Dataset records:
• • • • • • •
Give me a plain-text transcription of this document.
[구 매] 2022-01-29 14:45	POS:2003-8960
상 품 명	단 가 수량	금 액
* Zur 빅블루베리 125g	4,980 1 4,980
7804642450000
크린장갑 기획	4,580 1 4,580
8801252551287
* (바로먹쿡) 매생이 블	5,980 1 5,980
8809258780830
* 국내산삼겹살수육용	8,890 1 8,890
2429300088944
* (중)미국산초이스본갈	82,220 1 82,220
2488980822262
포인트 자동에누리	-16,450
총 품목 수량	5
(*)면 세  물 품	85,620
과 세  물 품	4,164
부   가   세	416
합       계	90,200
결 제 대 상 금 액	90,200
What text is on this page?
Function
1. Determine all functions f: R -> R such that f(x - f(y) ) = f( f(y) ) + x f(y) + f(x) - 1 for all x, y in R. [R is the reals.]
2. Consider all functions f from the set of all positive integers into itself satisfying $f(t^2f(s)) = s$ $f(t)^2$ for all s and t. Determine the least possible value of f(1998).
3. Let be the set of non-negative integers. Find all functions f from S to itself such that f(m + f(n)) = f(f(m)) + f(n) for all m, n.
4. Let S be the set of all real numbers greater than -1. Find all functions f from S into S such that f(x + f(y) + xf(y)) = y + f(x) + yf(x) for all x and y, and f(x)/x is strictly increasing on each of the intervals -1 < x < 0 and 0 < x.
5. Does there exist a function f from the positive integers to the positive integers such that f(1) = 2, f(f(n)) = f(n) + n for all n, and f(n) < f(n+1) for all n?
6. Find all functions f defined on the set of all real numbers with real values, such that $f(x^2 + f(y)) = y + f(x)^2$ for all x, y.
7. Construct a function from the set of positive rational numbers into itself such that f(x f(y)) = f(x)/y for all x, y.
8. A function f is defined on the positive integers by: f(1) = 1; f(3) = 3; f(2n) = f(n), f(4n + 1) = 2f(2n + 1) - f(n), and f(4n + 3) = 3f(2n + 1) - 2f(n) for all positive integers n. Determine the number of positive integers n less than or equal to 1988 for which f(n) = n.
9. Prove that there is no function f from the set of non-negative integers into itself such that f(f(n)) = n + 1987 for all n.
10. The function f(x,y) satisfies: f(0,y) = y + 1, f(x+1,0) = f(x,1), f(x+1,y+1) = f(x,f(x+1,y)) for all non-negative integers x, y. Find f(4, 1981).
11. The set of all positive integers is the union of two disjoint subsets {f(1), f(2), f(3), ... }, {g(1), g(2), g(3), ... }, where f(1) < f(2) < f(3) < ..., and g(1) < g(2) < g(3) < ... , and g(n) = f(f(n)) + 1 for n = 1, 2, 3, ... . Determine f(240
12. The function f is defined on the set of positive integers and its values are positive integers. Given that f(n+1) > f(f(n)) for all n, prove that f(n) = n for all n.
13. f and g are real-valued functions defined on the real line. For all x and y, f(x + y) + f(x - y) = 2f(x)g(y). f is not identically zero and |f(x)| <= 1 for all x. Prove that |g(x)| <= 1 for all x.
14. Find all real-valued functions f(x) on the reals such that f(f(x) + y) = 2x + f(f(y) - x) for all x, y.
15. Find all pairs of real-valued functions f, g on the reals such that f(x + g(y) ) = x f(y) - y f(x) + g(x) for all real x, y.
• • • • • • •
From the records above, extract every entry verbatim.

Response below:
Give me a plain-text transcription of this document.
[구 매] 2022-01-29 14:45	POS:2003-8960
상 품 명	단 가 수량	금 액
* Zur 빅블루베리 125g	4,980 1 4,980
7804642450000
크린장갑 기획	4,580 1 4,580
8801252551287
* (바로먹쿡) 매생이 블	5,980 1 5,980
8809258780830
* 국내산삼겹살수육용	8,890 1 8,890
2429300088944
* (중)미국산초이스본갈	82,220 1 82,220
2488980822262
포인트 자동에누리	-16,450
총 품목 수량	5
(*)면 세  물 품	85,620
과 세  물 품	4,164
부   가   세	416
합       계	90,200
결 제 대 상 금 액	90,200
What text is on this page?
Function
1. Determine all functions f: R -> R such that f(x - f(y) ) = f( f(y) ) + x f(y) + f(x) - 1 for all x, y in R. [R is the reals.]
2. Consider all functions f from the set of all positive integers into itself satisfying $f(t^2f(s)) = s$ $f(t)^2$ for all s and t. Determine the least possible value of f(1998).
3. Let be the set of non-negative integers. Find all functions f from S to itself such that f(m + f(n)) = f(f(m)) + f(n) for all m, n.
4. Let S be the set of all real numbers greater than -1. Find all functions f from S into S such that f(x + f(y) + xf(y)) = y + f(x) + yf(x) for all x and y, and f(x)/x is strictly increasing on each of the intervals -1 < x < 0 and 0 < x.
5. Does there exist a function f from the positive integers to the positive integers such that f(1) = 2, f(f(n)) = f(n) + n for all n, and f(n) < f(n+1) for all n?
6. Find all functions f defined on the set of all real numbers with real values, such that $f(x^2 + f(y)) = y + f(x)^2$ for all x, y.
7. Construct a function from the set of positive rational numbers into itself such that f(x f(y)) = f(x)/y for all x, y.
8. A function f is defined on the positive integers by: f(1) = 1; f(3) = 3; f(2n) = f(n), f(4n + 1) = 2f(2n + 1) - f(n), and f(4n + 3) = 3f(2n + 1) - 2f(n) for all positive integers n. Determine the number of positive integers n less than or equal to 1988 for which f(n) = n.
9. Prove that there is no function f from the set of non-negative integers into itself such that f(f(n)) = n + 1987 for all n.
10. The function f(x,y) satisfies: f(0,y) = y + 1, f(x+1,0) = f(x,1), f(x+1,y+1) = f(x,f(x+1,y)) for all non-negative integers x, y. Find f(4, 1981).
11. The set of all positive integers is the union of two disjoint subsets {f(1), f(2), f(3), ... }, {g(1), g(2), g(3), ... }, where f(1) < f(2) < f(3) < ..., and g(1) < g(2) < g(3) < ... , and g(n) = f(f(n)) + 1 for n = 1, 2, 3, ... . Determine f(240
12. The function f is defined on the set of positive integers and its values are positive integers. Given that f(n+1) > f(f(n)) for all n, prove that f(n) = n for all n.
13. f and g are real-valued functions defined on the real line. For all x and y, f(x + y) + f(x - y) = 2f(x)g(y). f is not identically zero and |f(x)| <= 1 for all x. Prove that |g(x)| <= 1 for all x.
14. Find all real-valued functions f(x) on the reals such that f(f(x) + y) = 2x + f(f(y) - x) for all x, y.
15. Find all pairs of real-valued functions f, g on the reals such that f(x + g(y) ) = x f(y) - y f(x) + g(x) for all real x, y.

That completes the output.